▶ _ABOUT THIS TASK_: Scan the material for the word "Нейрохирургическое" and return every matching line.

= Beginning of Section =

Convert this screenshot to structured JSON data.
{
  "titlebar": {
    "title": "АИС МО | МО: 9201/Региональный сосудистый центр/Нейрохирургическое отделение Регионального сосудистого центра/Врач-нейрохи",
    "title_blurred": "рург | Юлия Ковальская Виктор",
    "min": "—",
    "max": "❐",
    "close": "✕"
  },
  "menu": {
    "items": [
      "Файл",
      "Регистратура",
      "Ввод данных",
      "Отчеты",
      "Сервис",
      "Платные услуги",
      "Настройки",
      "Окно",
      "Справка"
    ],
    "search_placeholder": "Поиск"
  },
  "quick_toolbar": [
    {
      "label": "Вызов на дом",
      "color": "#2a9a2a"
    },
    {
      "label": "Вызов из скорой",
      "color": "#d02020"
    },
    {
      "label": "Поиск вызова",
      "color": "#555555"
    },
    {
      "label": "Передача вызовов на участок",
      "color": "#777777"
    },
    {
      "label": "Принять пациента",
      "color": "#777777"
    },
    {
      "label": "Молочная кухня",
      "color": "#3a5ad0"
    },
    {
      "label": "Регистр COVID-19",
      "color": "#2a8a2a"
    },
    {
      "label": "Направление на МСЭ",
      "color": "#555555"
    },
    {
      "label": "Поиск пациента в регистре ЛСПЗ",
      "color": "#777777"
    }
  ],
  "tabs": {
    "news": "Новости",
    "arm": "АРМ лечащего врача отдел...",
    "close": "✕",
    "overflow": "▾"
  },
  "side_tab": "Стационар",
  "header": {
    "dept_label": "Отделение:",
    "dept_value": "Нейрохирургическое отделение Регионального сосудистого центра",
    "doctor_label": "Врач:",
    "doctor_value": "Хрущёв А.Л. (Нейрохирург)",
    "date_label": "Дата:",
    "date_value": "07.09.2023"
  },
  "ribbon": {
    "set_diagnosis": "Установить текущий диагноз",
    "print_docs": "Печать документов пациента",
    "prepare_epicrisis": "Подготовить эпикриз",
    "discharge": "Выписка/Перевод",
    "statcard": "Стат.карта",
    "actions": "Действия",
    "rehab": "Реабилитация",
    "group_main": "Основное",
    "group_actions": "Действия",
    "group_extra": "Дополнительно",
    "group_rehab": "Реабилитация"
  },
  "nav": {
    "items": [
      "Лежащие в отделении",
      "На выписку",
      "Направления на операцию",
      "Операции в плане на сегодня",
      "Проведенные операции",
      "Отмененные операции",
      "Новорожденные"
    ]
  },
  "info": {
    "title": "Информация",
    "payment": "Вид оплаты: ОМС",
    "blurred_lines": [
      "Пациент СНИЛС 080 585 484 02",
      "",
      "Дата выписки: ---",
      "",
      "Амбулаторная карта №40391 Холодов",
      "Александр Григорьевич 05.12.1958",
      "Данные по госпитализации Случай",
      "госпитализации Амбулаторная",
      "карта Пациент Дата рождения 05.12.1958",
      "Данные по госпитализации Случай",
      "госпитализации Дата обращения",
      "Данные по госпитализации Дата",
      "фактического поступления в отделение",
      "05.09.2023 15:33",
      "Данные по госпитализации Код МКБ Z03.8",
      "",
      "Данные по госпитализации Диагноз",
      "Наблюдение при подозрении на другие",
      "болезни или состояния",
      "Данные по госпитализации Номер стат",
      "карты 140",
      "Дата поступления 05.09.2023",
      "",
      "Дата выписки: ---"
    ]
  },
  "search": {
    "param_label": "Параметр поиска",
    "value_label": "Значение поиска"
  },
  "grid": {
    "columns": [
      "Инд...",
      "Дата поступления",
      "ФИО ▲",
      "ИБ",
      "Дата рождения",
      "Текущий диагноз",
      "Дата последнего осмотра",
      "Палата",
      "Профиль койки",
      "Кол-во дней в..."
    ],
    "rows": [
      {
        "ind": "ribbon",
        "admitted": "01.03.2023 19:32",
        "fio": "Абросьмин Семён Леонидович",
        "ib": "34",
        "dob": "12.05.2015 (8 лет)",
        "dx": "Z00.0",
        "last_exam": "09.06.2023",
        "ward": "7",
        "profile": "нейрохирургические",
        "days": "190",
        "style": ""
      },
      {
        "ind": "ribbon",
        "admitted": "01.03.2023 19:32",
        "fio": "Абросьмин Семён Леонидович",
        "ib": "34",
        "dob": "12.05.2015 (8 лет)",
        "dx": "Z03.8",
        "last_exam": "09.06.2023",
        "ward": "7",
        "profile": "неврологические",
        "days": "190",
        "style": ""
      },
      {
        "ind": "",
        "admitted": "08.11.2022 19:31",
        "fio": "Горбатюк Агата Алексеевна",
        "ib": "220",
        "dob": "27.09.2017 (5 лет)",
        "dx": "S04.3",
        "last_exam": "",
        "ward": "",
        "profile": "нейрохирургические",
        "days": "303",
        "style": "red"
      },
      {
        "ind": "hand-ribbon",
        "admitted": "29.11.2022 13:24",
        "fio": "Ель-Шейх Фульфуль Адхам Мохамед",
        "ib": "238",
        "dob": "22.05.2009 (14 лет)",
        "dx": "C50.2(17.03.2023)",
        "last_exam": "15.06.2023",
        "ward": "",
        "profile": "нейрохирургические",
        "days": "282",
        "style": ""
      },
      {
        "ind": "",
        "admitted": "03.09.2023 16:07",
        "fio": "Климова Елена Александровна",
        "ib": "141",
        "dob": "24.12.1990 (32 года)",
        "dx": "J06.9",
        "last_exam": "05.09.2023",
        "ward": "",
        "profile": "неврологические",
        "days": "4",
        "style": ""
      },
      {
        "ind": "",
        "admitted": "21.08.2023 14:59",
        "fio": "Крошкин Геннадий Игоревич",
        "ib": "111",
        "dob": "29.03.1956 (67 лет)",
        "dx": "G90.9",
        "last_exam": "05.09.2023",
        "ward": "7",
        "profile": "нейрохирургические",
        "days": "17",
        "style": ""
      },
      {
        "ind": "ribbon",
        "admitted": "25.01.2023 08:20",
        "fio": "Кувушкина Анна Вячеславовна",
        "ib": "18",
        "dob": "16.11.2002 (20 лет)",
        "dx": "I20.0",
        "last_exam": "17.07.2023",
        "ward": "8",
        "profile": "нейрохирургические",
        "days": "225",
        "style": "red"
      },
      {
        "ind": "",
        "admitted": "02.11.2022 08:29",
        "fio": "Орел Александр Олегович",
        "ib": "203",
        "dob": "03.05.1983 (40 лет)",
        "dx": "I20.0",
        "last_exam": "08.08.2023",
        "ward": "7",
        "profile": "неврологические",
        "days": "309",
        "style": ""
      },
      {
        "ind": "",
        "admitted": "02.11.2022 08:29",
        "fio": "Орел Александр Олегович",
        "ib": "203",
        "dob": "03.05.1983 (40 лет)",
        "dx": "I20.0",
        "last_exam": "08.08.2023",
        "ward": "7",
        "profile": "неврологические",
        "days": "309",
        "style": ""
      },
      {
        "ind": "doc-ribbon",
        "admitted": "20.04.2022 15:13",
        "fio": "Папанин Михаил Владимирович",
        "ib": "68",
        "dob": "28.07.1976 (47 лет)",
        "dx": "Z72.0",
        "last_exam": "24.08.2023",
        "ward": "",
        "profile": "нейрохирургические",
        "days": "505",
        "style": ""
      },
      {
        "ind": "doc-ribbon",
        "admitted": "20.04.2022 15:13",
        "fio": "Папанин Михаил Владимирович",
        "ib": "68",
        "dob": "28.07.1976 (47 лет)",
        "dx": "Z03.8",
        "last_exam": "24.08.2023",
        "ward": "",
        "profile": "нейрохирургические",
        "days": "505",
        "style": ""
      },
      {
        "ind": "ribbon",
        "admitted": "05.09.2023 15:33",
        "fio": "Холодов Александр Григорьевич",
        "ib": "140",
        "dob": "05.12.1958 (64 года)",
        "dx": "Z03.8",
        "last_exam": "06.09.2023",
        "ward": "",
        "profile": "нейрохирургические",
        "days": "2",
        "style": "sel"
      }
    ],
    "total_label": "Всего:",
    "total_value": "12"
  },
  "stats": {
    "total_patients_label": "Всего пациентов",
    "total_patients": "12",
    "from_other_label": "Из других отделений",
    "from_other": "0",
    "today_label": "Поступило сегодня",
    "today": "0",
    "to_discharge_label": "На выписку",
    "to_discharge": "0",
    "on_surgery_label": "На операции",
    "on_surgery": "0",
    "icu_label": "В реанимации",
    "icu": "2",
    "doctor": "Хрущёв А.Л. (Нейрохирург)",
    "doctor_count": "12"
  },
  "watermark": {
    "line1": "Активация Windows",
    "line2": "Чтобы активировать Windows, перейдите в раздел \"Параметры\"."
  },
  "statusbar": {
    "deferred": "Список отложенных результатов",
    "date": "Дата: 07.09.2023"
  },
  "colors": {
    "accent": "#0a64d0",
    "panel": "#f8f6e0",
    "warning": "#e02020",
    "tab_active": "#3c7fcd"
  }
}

= End of Section =

▶ _EXERCISE OUTPUT_:
    "title": "АИС МО | МО: 9201/Региональный сосудистый центр/Нейрохирургическое отделение Регионального сосудистого центра/Врач-нейрохи",
    "dept_value": "Нейрохирургическое отделение Регионального сосудистого центра",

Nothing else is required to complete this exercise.